*** Provided data ***

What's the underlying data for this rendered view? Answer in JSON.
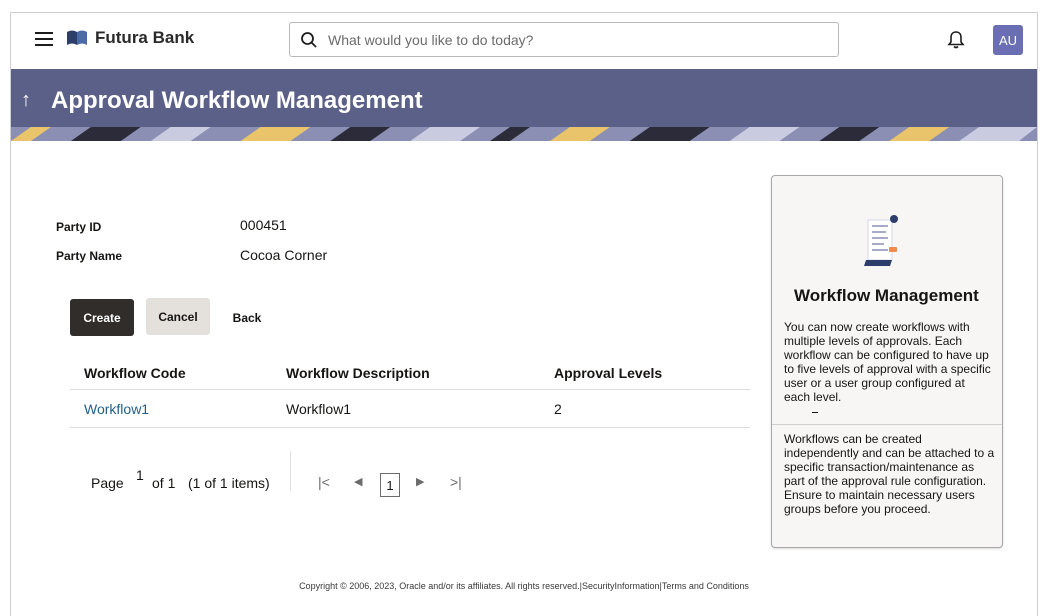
{
  "header": {
    "brand": "Futura Bank",
    "search_placeholder": "What would you like to do today?",
    "avatar_initials": "AU"
  },
  "banner": {
    "title": "Approval Workflow Management"
  },
  "party": {
    "id_label": "Party ID",
    "id_value": "000451",
    "name_label": "Party Name",
    "name_value": "Cocoa Corner"
  },
  "actions": {
    "create": "Create",
    "cancel": "Cancel",
    "back": "Back"
  },
  "table": {
    "columns": [
      "Workflow Code",
      "Workflow Description",
      "Approval Levels"
    ],
    "rows": [
      {
        "code": "Workflow1",
        "description": "Workflow1",
        "levels": "2"
      }
    ]
  },
  "pagination": {
    "page_label": "Page",
    "page_number": "1",
    "of_pages": "of 1",
    "items_summary": "(1 of 1 items)",
    "current": "1"
  },
  "info_panel": {
    "title": "Workflow Management",
    "paragraph1": "You can now create workflows with multiple levels of approvals. Each workflow can be configured to have up to five levels of approval with a specific user or a user group configured at each level.",
    "paragraph2": "Workflows can be created independently and can be attached to a specific transaction/maintenance as part of the approval rule configuration. Ensure to maintain necessary users groups before you proceed."
  },
  "footer": {
    "copyright": "Copyright © 2006, 2023, Oracle and/or its affiliates. All rights reserved.|SecurityInformation|Terms and Conditions"
  },
  "colors": {
    "banner": "#5b6088",
    "primary_button": "#312d2a",
    "link": "#1f5f8b",
    "avatar": "#6a6fb4"
  }
}
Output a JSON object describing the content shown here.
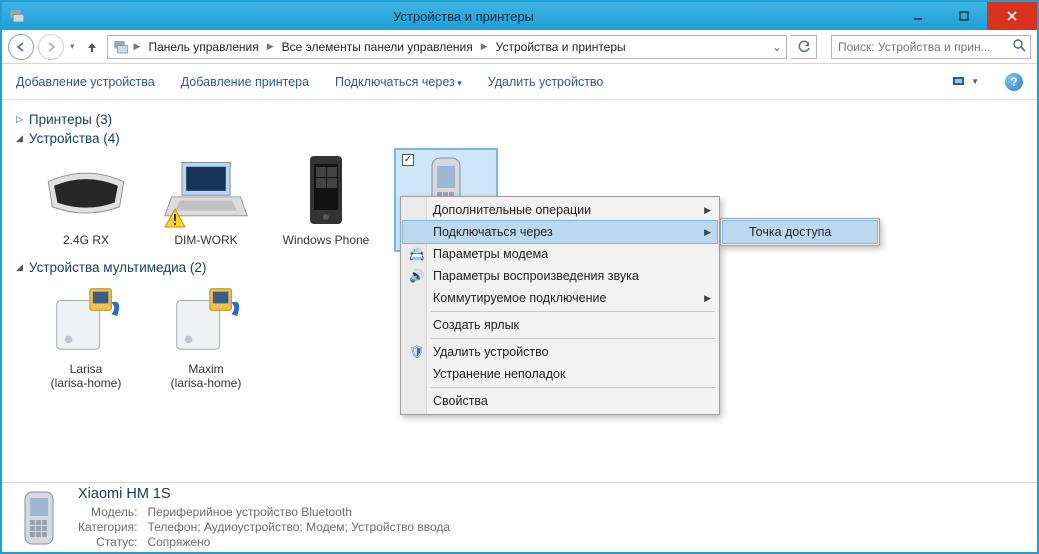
{
  "window": {
    "title": "Устройства и принтеры"
  },
  "breadcrumb": {
    "items": [
      "Панель управления",
      "Все элементы панели управления",
      "Устройства и принтеры"
    ]
  },
  "search": {
    "placeholder": "Поиск: Устройства и прин..."
  },
  "commandbar": {
    "add_device": "Добавление устройства",
    "add_printer": "Добавление принтера",
    "connect_via": "Подключаться через",
    "remove_device": "Удалить устройство"
  },
  "groups": {
    "printers": {
      "label": "Принтеры (3)",
      "expanded": false
    },
    "devices": {
      "label": "Устройства (4)",
      "expanded": true,
      "items": [
        {
          "name": "2.4G RX"
        },
        {
          "name": "DIM-WORK",
          "warning": true
        },
        {
          "name": "Windows Phone"
        },
        {
          "name": "Xiaomi HM 1S",
          "selected": true
        }
      ]
    },
    "multimedia": {
      "label": "Устройства мультимедиа (2)",
      "expanded": true,
      "items": [
        {
          "name": "Larisa",
          "sub": "(larisa-home)"
        },
        {
          "name": "Maxim",
          "sub": "(larisa-home)"
        }
      ]
    }
  },
  "context_menu": {
    "items": {
      "advanced": "Дополнительные операции",
      "connect_via": "Подключаться через",
      "modem_params": "Параметры модема",
      "audio_params": "Параметры воспроизведения звука",
      "dialup": "Коммутируемое подключение",
      "shortcut": "Создать ярлык",
      "remove": "Удалить устройство",
      "troubleshoot": "Устранение неполадок",
      "properties": "Свойства"
    },
    "submenu": {
      "access_point": "Точка доступа"
    }
  },
  "details": {
    "name": "Xiaomi HM 1S",
    "labels": {
      "model": "Модель:",
      "category": "Категория:",
      "status": "Статус:"
    },
    "model": "Периферийное устройство Bluetooth",
    "category": "Телефон; Аудиоустройство; Модем; Устройство ввода",
    "status": "Сопряжено"
  }
}
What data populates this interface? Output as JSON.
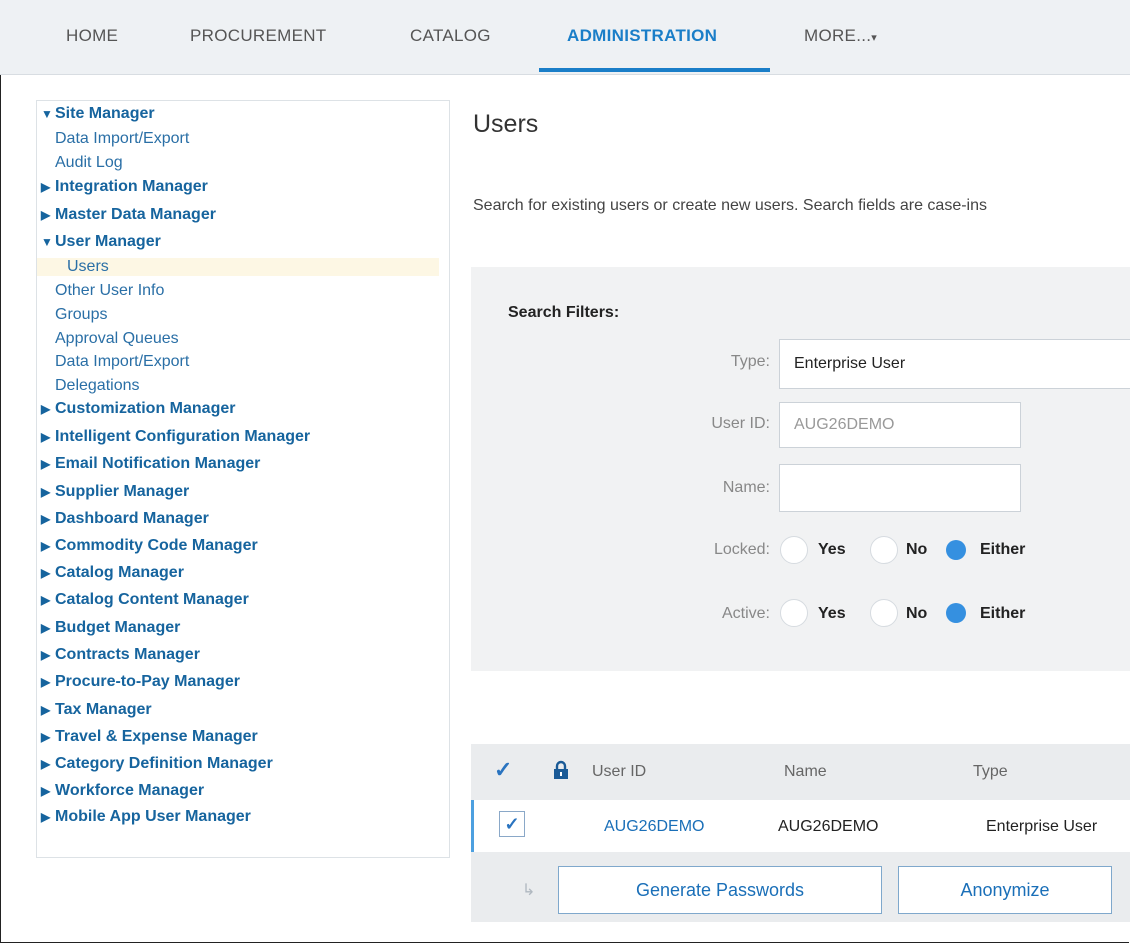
{
  "nav": {
    "tabs": [
      "HOME",
      "PROCUREMENT",
      "CATALOG",
      "ADMINISTRATION",
      "MORE..."
    ],
    "more_caret": "▾",
    "active": "ADMINISTRATION"
  },
  "sidebar": {
    "items": [
      {
        "label": "Site Manager",
        "kind": "section",
        "expanded": true
      },
      {
        "label": "Data Import/Export",
        "kind": "sub"
      },
      {
        "label": "Audit Log",
        "kind": "sub"
      },
      {
        "label": "Integration Manager",
        "kind": "section",
        "expanded": false
      },
      {
        "label": "Master Data Manager",
        "kind": "section",
        "expanded": false
      },
      {
        "label": "User Manager",
        "kind": "section",
        "expanded": true
      },
      {
        "label": "Users",
        "kind": "sub",
        "selected": true
      },
      {
        "label": "Other User Info",
        "kind": "sub"
      },
      {
        "label": "Groups",
        "kind": "sub"
      },
      {
        "label": "Approval Queues",
        "kind": "sub"
      },
      {
        "label": "Data Import/Export",
        "kind": "sub"
      },
      {
        "label": "Delegations",
        "kind": "sub"
      },
      {
        "label": "Customization Manager",
        "kind": "section",
        "expanded": false
      },
      {
        "label": "Intelligent Configuration Manager",
        "kind": "section",
        "expanded": false
      },
      {
        "label": "Email Notification Manager",
        "kind": "section",
        "expanded": false
      },
      {
        "label": "Supplier Manager",
        "kind": "section",
        "expanded": false
      },
      {
        "label": "Dashboard Manager",
        "kind": "section",
        "expanded": false
      },
      {
        "label": "Commodity Code Manager",
        "kind": "section",
        "expanded": false
      },
      {
        "label": "Catalog Manager",
        "kind": "section",
        "expanded": false
      },
      {
        "label": "Catalog Content Manager",
        "kind": "section",
        "expanded": false
      },
      {
        "label": "Budget Manager",
        "kind": "section",
        "expanded": false
      },
      {
        "label": "Contracts Manager",
        "kind": "section",
        "expanded": false
      },
      {
        "label": "Procure-to-Pay Manager",
        "kind": "section",
        "expanded": false
      },
      {
        "label": "Tax Manager",
        "kind": "section",
        "expanded": false
      },
      {
        "label": "Travel & Expense Manager",
        "kind": "section",
        "expanded": false
      },
      {
        "label": "Category Definition Manager",
        "kind": "section",
        "expanded": false
      },
      {
        "label": "Workforce Manager",
        "kind": "section",
        "expanded": false
      },
      {
        "label": "Mobile App User Manager",
        "kind": "section",
        "expanded": false
      }
    ],
    "arrow_expanded": "▼",
    "arrow_collapsed": "▶"
  },
  "main": {
    "title": "Users",
    "description": "Search for existing users or create new users.  Search fields are case-ins"
  },
  "filters": {
    "heading": "Search Filters:",
    "type_label": "Type:",
    "type_value": "Enterprise User",
    "userid_label": "User ID:",
    "userid_placeholder": "AUG26DEMO",
    "name_label": "Name:",
    "name_value": "",
    "locked_label": "Locked:",
    "active_label": "Active:",
    "options": [
      "Yes",
      "No",
      "Either"
    ],
    "locked_selected": "Either",
    "active_selected": "Either"
  },
  "table": {
    "headers": [
      "User ID",
      "Name",
      "Type"
    ],
    "rows": [
      {
        "user_id": "AUG26DEMO",
        "name": "AUG26DEMO",
        "type": "Enterprise User",
        "checked": true
      }
    ],
    "check_glyph": "✓"
  },
  "actions": {
    "generate_passwords": "Generate Passwords",
    "anonymize": "Anonymize",
    "return_glyph": "↳"
  },
  "colors": {
    "accent": "#1a7ec8",
    "link": "#16649e",
    "radio_on": "#3590e0"
  }
}
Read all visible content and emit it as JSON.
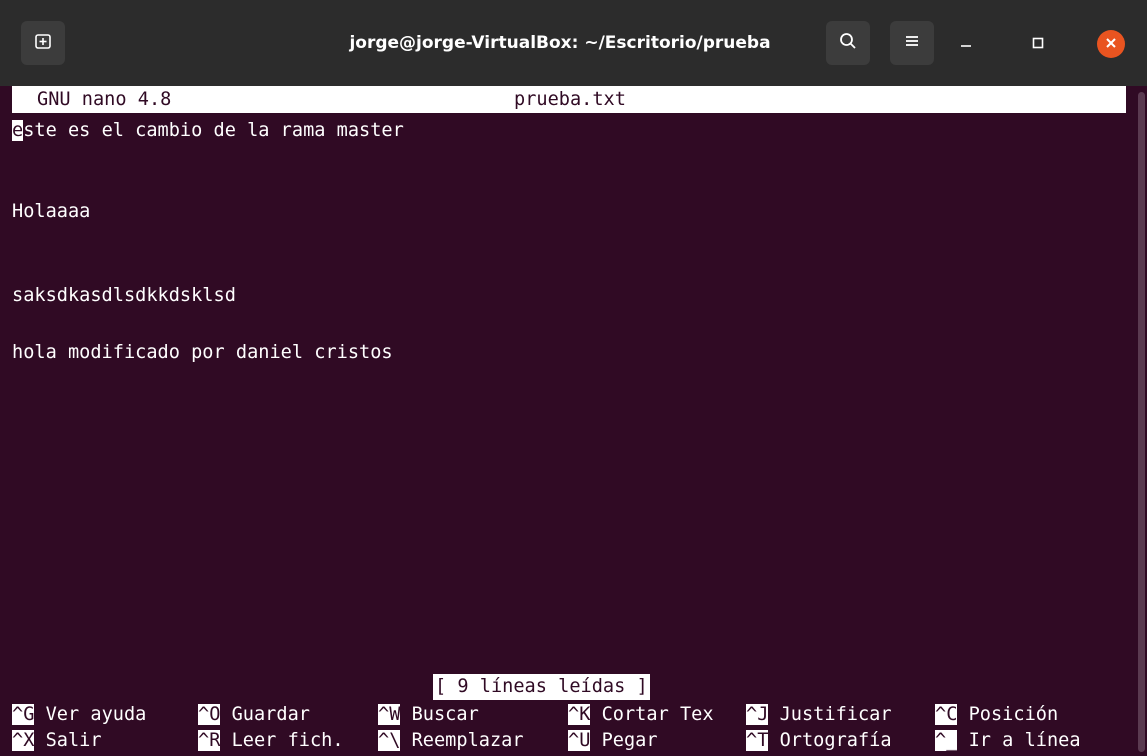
{
  "window": {
    "title": "jorge@jorge-VirtualBox: ~/Escritorio/prueba",
    "accent_color": "#e95420"
  },
  "icons": {
    "new_tab": "new-tab-icon",
    "search": "search-icon",
    "menu": "hamburger-menu-icon",
    "minimize": "minimize-icon",
    "maximize": "maximize-icon",
    "close": "close-icon"
  },
  "nano": {
    "version_label": "GNU nano 4.8",
    "filename": "prueba.txt",
    "lines": [
      "este es el cambio de la rama master",
      "",
      "Holaaaa",
      "",
      "saksdkasdlsdkkdsklsd",
      "",
      "hola modificado por daniel cristos"
    ],
    "cursor_char": "e",
    "first_line_rest": "ste es el cambio de la rama master",
    "status_message": "[ 9 líneas leídas ]",
    "shortcuts_row1": [
      {
        "key": "^G",
        "label": "Ver ayuda"
      },
      {
        "key": "^O",
        "label": "Guardar"
      },
      {
        "key": "^W",
        "label": "Buscar"
      },
      {
        "key": "^K",
        "label": "Cortar Tex"
      },
      {
        "key": "^J",
        "label": "Justificar"
      },
      {
        "key": "^C",
        "label": "Posición"
      }
    ],
    "shortcuts_row2": [
      {
        "key": "^X",
        "label": "Salir"
      },
      {
        "key": "^R",
        "label": "Leer fich."
      },
      {
        "key": "^\\",
        "label": "Reemplazar"
      },
      {
        "key": "^U",
        "label": "Pegar"
      },
      {
        "key": "^T",
        "label": "Ortografía"
      },
      {
        "key": "^_",
        "label": "Ir a línea"
      }
    ]
  },
  "colors": {
    "terminal_background": "#300a24",
    "titlebar_background": "#2c2c2c",
    "text": "#ffffff"
  }
}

***

> **Direction**
Find the word "Enterprise" in the records and pull out each line that has it.

> **Output for this task**
    "type_value": "Enterprise User",
        "type": "Enterprise User",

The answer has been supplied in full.